__TESTO DELL'ESERCIZIO__

####

Mercoledì, 4 Agosto 2021
Cultura

Salone del Libro, si cambia (ancora): gli editori escono dalla Fondazione

Federico Motta, presidente dell'Associazione italiana editori (Aie), si è dimesso dall'incarico presso il consiglio d'amminisitrazione: "Riteniamo non più indispensabile la nostra presenza"

Non c'è pace per il Salone del Libro. Dopo le polemiche sui buchi di bilancio che facevano presagire dei tagli, poi smentiti da Fassino, un'altro fatto scuote gli equilibri della Fondazione: gli editori hanno deciso di lasciare il consiglio d'amminisitrazione. Federico Motta, presidente dell'Associazione italiana Editori (Aie), si è dimesso oggi dall'incarico ed ha spiegato in una lettera i motivi del suo gesto: "Alla luce dei profondi cambiamenti in atto e preso atto del ruolo progressivamente marginale di Aie in seno al Cda, riteniamo non più indispensabile la nostra presenza nel Cda stesso della Fondazione". "Resta inalterato il supporto e la partecipazione convinta degli editori al Salone del Libro", conclude Motta, membro del cda da settembre 2015. Un addio destinato a lasciare comunque un segno, che arriva dopo un altro cambio importante: a maggio Giovanna Milella e Giulia Cogoli sono state nominate rispettivamente presidente e direttore del Salone del Libro di Torino. A fare i loro nomi il presidente della Regione Sergio Chiamparino, il sindaco Piero Fassino e gli assessori alla Cultura di Comune e Regione Braccialarghe e Parigi. La nomina del presidente è arrivata dopo l'indagine che ha visto imputato per il reato di peculato per presunte fatture false caricate alla Fondazione per il Libro Rolando Picchioni. Qualche mese dopo, a giugno la neoeletta direttrice Giulia Cogoli ha lasciato.

####

Riprendi l'articolo sul Salone del Libro di Torino e continualo dopo la sua ultima frase. Il materiale non ha alcun ruolo in questa consegna.

####

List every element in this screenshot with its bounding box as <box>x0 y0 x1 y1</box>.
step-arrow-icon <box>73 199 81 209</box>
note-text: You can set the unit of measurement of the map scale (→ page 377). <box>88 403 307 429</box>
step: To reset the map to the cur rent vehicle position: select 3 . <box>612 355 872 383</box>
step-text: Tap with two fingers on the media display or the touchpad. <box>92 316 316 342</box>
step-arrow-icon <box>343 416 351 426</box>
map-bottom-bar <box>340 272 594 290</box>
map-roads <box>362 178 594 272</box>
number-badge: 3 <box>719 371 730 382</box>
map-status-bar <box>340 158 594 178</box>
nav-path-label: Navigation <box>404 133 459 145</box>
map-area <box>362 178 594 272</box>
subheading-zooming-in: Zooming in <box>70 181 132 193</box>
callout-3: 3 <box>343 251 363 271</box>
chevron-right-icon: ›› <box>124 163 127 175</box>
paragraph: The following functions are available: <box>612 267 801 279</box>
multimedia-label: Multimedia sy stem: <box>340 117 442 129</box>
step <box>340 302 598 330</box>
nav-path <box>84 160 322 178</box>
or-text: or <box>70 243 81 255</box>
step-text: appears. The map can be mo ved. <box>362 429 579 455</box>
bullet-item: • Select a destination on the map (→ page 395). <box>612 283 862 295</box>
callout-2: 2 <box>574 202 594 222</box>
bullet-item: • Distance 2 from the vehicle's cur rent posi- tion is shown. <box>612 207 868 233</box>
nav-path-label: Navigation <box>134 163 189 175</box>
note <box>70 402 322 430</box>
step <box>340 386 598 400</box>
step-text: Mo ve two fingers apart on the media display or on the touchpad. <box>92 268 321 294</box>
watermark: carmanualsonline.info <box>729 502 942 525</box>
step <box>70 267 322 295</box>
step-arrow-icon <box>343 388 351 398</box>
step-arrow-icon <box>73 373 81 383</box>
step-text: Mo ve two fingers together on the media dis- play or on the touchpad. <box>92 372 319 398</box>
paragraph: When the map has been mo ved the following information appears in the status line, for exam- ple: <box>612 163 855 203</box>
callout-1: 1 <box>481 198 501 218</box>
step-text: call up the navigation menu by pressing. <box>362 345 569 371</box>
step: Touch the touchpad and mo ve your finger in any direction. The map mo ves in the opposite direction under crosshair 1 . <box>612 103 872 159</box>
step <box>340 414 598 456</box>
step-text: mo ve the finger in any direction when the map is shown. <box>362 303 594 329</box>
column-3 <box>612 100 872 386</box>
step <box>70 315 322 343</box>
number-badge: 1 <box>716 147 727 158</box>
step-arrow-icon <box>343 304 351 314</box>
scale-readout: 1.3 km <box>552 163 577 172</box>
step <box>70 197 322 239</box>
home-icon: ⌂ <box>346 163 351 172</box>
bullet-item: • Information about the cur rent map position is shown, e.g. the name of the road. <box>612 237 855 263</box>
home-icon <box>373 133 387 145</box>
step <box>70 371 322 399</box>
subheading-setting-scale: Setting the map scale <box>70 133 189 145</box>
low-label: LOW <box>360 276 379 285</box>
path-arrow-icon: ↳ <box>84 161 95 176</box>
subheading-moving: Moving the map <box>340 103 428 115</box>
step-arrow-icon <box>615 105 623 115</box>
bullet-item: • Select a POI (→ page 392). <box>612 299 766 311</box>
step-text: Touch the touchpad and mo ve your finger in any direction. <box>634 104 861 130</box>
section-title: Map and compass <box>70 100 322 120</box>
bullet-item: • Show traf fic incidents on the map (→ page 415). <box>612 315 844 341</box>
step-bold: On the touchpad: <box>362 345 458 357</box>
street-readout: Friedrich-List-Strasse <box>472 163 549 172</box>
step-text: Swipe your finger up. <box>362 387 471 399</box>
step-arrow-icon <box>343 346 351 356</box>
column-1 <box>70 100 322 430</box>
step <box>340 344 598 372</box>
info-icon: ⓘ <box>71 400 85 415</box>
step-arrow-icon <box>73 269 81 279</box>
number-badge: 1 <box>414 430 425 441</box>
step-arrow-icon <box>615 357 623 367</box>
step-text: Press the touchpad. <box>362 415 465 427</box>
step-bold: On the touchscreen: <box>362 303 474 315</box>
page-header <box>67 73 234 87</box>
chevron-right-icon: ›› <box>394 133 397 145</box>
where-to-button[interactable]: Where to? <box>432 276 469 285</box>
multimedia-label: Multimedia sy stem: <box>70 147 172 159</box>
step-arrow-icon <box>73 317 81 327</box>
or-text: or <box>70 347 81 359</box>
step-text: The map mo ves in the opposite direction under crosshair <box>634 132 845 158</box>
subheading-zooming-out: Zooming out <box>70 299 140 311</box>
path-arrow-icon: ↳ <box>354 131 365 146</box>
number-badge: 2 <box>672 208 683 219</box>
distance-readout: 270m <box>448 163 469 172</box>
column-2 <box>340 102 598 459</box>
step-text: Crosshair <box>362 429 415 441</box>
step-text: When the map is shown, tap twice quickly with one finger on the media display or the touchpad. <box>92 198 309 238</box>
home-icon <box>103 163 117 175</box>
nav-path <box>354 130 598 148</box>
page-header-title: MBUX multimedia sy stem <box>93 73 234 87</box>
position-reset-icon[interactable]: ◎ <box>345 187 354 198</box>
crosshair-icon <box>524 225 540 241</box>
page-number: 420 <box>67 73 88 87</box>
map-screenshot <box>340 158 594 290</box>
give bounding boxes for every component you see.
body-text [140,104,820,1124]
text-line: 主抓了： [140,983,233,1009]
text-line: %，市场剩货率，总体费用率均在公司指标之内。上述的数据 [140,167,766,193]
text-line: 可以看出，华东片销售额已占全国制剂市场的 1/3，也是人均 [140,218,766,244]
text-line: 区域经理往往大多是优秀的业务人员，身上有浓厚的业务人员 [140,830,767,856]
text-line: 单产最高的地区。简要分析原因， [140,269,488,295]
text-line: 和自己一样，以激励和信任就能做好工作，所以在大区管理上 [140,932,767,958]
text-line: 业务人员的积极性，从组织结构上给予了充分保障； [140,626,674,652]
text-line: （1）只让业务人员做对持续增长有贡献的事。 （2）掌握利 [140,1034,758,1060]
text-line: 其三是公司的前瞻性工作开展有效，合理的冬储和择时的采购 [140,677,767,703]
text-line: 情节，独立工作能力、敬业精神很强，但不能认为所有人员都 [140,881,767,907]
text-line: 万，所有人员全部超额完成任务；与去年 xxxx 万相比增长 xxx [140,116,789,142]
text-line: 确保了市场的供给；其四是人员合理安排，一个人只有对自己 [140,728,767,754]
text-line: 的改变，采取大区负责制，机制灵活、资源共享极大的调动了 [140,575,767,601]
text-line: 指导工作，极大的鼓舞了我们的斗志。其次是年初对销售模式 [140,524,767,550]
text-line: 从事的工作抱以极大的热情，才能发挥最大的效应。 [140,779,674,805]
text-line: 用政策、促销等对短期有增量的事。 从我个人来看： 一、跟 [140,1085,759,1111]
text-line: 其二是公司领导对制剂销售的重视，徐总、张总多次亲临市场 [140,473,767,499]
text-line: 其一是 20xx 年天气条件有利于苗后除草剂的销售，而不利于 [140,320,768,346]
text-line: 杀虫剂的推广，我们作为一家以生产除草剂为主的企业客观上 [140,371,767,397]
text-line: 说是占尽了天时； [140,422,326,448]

####

__RISPOSTA ALL'ESERCIZIO__
"Stupisce la decisione del rappresentante dell'Aie in un momento di profondo riassetto della Fondazione per il Libro, con la manifestata disponibilità di divenirne soci da parte di Ministeri e Istituti bancari", il commento del Presidente Giovanna Milella. "Peraltro - conclude Milella - le consultazioni con gli editori in vista della costruzione del programma, che abbiamo terminato in questi giorni, ci hanno confermato ancora una volta l'importanza che essi annettono alla manifestazione e la loro voglia di partecipare nel modo più attivo e convinto".